# [EXPLORE THE MATERIAL]
#1 Quote the stretch from "The ruling stemmed" through "early this year." in the article on Ohio's flavored tobacco law.
#2 Answer these questions from the article on Ohio's flavored tobacco law:
(a) Which judge issued the ruling, and on what court?
(b) What does Ohio's home rule provision allow local governments to do?
(c) According to DeWine, what would be the best way to ensure uniformity in these laws?

# [TEXT UNDER STUDY]
<<<<
An Ohio law prohibiting cities from banning the sale of flavored tobacco products is unconstitutional, a judge has ruled.

The state is expected to appeal the ruling issued Friday by Franklin County Common Pleas Court Judge Mark Serrott, who had issued a temporary restraining order in April that stopped the law from taking effect. The measure had become law in January, after the Republican Legislature overrode GOP Gov. Mike DeWine’s veto of a budget measure that put regulatory powers in the hands of the state.

The ruling stemmed from a suit brought by more than a dozen cities, including Columbus and Cincinnati, and Serrott’s decision means their bans will stay in effect. The ruling, though, applies only to those cities and is not a statewide injunction.

The measure, vetoed in 2022 before reappearing in the state budget, said regulating tobacco and alternative nicotine products should be up to the state, not municipalities. It also prevented communities from voting to restrict things like flavored e-cigarettes and sales of flavored vaping products.

Lawmakers passed the 2022 legislation days after Ohio’s capital city, Columbus, cleared its bans on the sale of flavored tobacco and menthol tobacco products, which would have been enacted early this year.

Anti-tobacco advocates, the American Cancer Society Cancer Action Network and DeWine himself harshly criticized the override as a win for the tobacco industry, saying it enables addiction in children as tobacco and vaping products made with fruit or candy flavors becomes more popular and accessible to kids.

Opponents of the measure had argued in part that it violates Ohio’s home rule provision, which allows local governments to create their own ordinances as long as they do not interfere with the state’s revised code. Serrott agreed, finding that the law was only designed to prevent cities from exercising home rule.

At the time of the override vote, Senate President Matt Huffman said legislators had carefully reviewed the language with the Legislative Service Commission, a nonpartisan agency that drafts bills for the General Assembly, and didn’t believe it impacted all possible tobacco restrictions local governments could pass.

Proponents of the measure tout it as a way to maintain uniformity for tobacco laws and eliminate confusion for Ohioans. They argue the state should have control rather than communities because restrictions on the products would affect state income as a whole.

DeWine has maintained that the best way to ensure uniformity in these laws would be a statewide ban on flavored tobacco.
>>>>
# [DATA FOR ANALYSIS]
<<<<
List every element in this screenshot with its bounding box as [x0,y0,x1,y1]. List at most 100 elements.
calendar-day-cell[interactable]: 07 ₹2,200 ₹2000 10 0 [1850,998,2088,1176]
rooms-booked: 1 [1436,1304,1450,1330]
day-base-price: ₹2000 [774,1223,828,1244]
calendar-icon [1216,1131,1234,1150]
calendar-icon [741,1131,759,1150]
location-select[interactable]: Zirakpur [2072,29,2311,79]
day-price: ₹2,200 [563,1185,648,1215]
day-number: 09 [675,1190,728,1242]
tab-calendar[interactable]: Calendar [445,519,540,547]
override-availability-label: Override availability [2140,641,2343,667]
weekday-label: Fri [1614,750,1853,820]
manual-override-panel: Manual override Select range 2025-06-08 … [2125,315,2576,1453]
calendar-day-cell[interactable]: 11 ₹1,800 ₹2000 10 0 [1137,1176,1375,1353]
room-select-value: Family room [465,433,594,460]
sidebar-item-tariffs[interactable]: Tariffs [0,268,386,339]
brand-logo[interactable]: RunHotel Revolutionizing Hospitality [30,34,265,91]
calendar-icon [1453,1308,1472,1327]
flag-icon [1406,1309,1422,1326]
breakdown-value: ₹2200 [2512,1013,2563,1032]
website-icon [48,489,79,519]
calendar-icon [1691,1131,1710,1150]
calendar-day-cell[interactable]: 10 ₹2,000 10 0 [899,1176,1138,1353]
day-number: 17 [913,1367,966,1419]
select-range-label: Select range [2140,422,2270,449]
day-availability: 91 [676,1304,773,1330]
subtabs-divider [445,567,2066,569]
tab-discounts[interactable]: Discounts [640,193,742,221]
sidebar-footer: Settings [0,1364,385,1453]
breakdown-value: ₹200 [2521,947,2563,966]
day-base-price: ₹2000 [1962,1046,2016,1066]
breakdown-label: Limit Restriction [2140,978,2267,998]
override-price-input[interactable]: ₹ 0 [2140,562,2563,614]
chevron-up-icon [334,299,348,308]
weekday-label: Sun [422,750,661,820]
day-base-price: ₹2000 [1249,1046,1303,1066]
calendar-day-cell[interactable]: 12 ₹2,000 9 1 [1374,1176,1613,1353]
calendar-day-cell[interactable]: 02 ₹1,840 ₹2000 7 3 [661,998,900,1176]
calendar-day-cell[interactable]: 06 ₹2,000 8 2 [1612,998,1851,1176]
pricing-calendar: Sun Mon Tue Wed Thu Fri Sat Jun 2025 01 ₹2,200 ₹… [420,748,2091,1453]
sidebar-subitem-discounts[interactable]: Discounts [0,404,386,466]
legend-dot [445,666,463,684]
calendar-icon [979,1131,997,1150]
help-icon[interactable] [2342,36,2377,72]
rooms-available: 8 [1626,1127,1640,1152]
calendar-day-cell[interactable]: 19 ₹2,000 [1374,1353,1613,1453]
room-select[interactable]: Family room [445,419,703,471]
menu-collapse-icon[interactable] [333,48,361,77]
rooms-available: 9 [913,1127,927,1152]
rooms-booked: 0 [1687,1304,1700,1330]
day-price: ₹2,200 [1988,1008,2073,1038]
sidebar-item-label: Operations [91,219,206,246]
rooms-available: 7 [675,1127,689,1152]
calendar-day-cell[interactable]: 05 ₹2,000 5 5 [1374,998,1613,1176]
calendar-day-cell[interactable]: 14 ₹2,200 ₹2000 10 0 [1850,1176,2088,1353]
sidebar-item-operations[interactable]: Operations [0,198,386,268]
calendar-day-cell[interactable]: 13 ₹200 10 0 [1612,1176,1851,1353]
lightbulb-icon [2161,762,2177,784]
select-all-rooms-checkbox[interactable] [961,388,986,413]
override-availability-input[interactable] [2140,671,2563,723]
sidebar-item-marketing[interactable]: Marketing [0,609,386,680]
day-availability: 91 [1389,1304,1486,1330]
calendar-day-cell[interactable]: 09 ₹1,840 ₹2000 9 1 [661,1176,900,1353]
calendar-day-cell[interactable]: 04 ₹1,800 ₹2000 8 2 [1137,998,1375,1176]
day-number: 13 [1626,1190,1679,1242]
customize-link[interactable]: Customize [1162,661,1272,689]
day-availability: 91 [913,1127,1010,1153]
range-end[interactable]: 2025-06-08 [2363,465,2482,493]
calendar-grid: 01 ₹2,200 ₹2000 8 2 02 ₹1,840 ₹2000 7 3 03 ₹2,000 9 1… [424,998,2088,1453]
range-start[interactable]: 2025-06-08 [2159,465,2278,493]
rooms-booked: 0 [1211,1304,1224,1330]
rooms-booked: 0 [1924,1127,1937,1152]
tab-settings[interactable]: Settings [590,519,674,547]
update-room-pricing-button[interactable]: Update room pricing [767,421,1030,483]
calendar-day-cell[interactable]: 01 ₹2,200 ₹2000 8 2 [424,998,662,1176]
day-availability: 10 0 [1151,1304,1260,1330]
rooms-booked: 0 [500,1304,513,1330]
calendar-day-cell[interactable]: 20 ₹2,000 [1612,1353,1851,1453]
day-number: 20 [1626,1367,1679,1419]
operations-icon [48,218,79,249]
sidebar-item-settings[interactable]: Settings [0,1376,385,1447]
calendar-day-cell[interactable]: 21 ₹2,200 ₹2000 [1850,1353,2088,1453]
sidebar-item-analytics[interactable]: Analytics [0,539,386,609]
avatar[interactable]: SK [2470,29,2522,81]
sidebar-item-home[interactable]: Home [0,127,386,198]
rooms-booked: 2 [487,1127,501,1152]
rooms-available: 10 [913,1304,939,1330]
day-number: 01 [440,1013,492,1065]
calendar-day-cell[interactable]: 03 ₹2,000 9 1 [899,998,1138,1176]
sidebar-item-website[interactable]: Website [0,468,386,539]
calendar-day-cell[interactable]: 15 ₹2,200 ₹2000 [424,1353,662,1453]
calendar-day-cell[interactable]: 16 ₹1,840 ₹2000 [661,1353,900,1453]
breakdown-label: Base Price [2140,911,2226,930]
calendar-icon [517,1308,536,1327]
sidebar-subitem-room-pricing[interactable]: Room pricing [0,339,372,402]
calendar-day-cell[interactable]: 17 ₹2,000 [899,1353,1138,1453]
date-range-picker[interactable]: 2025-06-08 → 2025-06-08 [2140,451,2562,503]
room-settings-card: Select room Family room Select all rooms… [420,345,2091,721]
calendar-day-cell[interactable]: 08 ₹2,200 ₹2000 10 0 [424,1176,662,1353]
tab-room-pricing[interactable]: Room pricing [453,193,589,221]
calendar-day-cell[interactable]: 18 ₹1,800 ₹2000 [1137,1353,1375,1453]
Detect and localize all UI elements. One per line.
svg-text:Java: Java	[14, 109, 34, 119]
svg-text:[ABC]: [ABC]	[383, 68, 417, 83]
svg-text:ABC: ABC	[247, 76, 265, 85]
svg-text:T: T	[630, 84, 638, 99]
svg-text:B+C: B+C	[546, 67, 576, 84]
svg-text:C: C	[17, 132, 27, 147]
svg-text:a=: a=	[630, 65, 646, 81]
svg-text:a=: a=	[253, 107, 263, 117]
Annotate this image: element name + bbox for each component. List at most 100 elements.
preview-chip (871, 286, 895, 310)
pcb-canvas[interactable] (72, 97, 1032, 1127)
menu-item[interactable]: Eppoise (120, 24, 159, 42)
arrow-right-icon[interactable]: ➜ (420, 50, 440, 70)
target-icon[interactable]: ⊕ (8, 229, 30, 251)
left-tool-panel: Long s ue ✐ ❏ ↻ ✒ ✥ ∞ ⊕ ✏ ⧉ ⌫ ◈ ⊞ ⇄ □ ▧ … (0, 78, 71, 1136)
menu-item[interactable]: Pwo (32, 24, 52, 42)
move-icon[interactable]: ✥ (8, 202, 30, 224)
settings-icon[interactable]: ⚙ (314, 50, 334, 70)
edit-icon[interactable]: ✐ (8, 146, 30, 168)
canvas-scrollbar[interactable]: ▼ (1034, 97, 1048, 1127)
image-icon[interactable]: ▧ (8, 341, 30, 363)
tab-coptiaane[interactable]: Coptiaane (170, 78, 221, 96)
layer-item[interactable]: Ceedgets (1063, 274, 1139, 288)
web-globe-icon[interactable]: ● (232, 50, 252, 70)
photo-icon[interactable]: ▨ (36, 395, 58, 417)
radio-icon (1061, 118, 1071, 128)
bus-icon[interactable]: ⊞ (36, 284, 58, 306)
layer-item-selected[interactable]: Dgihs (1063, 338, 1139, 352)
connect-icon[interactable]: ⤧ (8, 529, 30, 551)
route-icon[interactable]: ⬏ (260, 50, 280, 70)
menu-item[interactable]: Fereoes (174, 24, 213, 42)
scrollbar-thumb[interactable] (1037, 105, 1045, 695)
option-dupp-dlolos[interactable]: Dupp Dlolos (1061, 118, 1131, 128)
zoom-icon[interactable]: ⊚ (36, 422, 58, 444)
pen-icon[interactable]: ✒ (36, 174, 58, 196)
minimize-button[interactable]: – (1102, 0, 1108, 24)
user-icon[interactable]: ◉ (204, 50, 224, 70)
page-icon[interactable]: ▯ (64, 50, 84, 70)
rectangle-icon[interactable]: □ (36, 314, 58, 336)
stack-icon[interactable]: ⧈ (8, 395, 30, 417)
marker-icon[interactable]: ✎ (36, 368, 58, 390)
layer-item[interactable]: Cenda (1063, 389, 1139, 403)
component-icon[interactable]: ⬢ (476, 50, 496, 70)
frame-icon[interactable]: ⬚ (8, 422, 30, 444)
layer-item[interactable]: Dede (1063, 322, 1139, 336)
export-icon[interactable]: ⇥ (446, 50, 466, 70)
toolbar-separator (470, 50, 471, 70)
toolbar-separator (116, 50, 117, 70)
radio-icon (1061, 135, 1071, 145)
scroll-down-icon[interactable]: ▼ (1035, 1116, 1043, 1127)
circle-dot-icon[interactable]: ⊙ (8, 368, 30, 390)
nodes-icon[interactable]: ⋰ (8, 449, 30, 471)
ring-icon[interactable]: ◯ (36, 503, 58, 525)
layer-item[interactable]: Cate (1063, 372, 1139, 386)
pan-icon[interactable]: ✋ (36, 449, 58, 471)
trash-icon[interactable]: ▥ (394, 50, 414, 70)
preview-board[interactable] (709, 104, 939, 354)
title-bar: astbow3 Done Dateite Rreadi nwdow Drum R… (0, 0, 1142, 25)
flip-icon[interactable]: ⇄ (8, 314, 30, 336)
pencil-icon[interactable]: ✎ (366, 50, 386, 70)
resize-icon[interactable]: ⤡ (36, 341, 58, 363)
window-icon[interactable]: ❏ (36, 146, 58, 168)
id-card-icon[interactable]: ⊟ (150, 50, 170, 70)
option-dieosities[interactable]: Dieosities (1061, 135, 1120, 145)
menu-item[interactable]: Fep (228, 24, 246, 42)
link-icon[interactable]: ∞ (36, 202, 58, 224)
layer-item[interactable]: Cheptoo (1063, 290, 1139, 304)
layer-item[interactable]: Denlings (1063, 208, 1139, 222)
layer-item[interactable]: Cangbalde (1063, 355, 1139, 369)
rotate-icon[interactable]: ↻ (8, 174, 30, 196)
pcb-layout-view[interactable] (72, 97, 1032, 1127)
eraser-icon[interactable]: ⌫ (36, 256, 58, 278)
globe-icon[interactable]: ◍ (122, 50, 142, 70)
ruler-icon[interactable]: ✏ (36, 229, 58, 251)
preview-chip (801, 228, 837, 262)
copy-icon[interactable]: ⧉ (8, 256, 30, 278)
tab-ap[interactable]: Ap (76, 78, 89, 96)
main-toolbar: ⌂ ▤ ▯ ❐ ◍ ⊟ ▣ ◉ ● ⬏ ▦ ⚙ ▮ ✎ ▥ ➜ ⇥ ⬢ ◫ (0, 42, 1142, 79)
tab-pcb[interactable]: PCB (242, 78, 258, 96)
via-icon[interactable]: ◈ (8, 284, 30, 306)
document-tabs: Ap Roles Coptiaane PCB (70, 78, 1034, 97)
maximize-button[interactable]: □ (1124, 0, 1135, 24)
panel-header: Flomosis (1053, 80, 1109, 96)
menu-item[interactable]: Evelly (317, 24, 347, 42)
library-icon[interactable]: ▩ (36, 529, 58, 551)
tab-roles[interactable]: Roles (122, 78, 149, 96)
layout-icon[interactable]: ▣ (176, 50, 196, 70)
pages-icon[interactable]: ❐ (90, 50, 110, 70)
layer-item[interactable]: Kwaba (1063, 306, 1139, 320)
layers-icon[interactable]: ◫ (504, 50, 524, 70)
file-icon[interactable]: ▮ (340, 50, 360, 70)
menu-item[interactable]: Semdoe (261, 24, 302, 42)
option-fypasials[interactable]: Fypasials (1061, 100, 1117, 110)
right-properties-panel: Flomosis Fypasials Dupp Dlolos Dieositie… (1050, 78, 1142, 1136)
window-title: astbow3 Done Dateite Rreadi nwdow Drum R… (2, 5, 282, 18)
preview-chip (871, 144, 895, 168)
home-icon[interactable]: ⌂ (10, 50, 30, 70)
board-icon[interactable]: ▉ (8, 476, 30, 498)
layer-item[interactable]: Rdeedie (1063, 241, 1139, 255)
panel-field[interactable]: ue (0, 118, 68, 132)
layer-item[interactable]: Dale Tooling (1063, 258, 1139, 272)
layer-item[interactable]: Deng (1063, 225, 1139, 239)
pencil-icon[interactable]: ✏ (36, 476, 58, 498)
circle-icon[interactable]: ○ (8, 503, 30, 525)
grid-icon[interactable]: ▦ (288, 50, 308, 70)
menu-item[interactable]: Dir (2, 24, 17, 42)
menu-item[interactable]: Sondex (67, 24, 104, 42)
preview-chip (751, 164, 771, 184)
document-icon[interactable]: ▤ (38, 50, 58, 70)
>>>>
# [RESPONSES FOR EACH TASK]
#1
The ruling stemmed from a suit brought by more than a dozen cities, including Columbus and Cincinnati, and Serrott’s decision means their bans will stay in effect. The ruling, though, applies only to those cities and is not a statewide injunction.

The measure, vetoed in 2022 before reappearing in the state budget, said regulating tobacco and alternative nicotine products should be up to the state, not municipalities. It also prevented communities from voting to restrict things like flavored e-cigarettes and sales of flavored vaping products.

Lawmakers passed the 2022 legislation days after Ohio’s capital city, Columbus, cleared its bans on the sale of flavored tobacco and menthol tobacco products, which would have been enacted early this year.

#2
(a) Mark Serrott, a Franklin County Common Pleas Court judge.
(b) It allows local governments to create their own ordinances as long as they do not interfere with the state's revised code.
(c) A statewide ban on flavored tobacco.